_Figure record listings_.
★ ★ ★ ★ ★ ★ ★

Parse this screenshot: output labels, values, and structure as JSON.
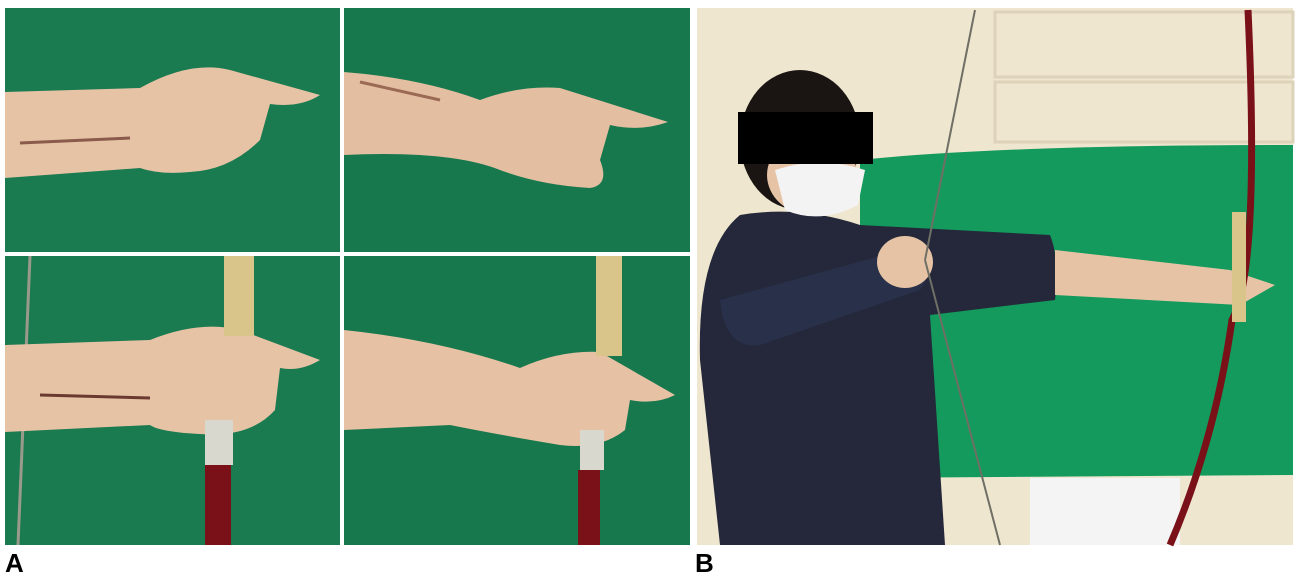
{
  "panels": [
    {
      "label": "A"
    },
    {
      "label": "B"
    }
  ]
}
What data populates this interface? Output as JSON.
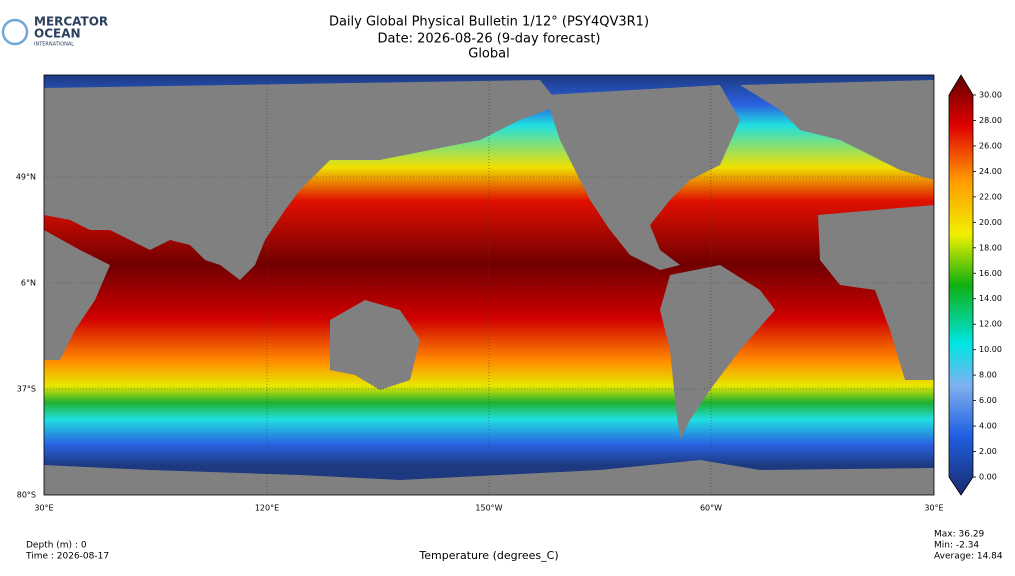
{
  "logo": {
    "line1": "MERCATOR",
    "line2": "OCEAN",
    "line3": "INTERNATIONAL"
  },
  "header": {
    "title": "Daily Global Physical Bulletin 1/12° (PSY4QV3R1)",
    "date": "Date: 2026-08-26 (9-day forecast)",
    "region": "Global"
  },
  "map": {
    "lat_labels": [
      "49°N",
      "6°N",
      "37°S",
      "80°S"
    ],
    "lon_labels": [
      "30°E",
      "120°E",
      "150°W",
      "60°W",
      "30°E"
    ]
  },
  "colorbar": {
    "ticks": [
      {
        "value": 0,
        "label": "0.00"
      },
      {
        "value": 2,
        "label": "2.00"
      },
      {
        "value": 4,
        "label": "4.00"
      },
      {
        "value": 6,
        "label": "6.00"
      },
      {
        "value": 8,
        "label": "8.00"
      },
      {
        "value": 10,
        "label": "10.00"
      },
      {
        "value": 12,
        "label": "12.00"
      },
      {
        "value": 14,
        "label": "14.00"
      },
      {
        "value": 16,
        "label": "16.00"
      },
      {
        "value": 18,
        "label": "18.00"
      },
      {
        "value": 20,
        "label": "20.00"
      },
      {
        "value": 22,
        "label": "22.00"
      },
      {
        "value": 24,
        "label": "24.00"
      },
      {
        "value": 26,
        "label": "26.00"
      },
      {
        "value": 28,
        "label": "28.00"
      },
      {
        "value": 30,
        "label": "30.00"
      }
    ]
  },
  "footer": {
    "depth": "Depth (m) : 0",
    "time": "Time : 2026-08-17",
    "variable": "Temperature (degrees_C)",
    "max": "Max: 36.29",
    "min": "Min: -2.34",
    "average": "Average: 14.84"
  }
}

★ ★ ★ ★ ★ ★ ★

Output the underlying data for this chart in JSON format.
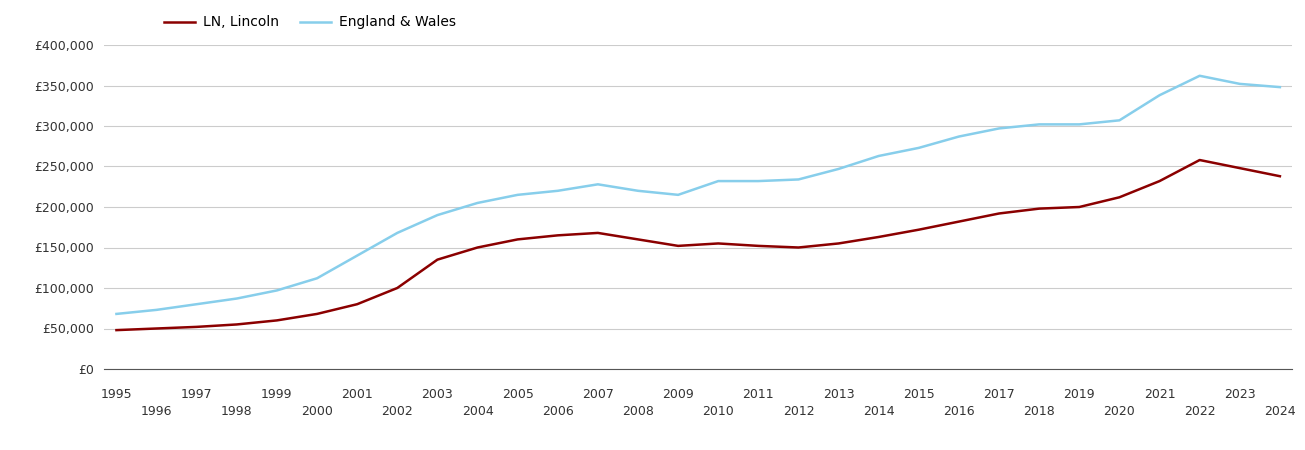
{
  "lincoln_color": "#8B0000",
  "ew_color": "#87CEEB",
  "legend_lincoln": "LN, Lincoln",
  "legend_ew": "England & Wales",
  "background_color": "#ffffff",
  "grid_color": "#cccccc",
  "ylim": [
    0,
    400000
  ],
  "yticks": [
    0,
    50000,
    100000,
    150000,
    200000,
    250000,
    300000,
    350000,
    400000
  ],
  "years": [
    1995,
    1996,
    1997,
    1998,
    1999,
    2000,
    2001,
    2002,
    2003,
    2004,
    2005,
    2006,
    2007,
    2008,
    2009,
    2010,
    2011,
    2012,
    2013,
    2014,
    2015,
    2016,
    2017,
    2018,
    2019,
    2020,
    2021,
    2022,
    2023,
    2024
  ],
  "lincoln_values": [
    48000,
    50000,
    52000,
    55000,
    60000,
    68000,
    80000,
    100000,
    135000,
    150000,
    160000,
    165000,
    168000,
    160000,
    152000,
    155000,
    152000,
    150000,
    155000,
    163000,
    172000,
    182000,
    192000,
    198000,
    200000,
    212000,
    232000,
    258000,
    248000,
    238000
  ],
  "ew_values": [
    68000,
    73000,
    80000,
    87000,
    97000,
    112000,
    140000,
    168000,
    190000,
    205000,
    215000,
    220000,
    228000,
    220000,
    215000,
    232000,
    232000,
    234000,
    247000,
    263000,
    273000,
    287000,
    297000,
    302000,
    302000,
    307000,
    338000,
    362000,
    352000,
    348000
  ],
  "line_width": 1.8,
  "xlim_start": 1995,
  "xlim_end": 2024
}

★ ★ ★ ★ ★ ★ ★

_Request_.
Locate the word "JSON" in the records above, and return each line that has it.

_Result of the exercise_.
Parse this screenshot: output labels, values, and structure as JSON.
What data populates this interface? Output as JSON.
Output the underlying data for this chart in JSON format.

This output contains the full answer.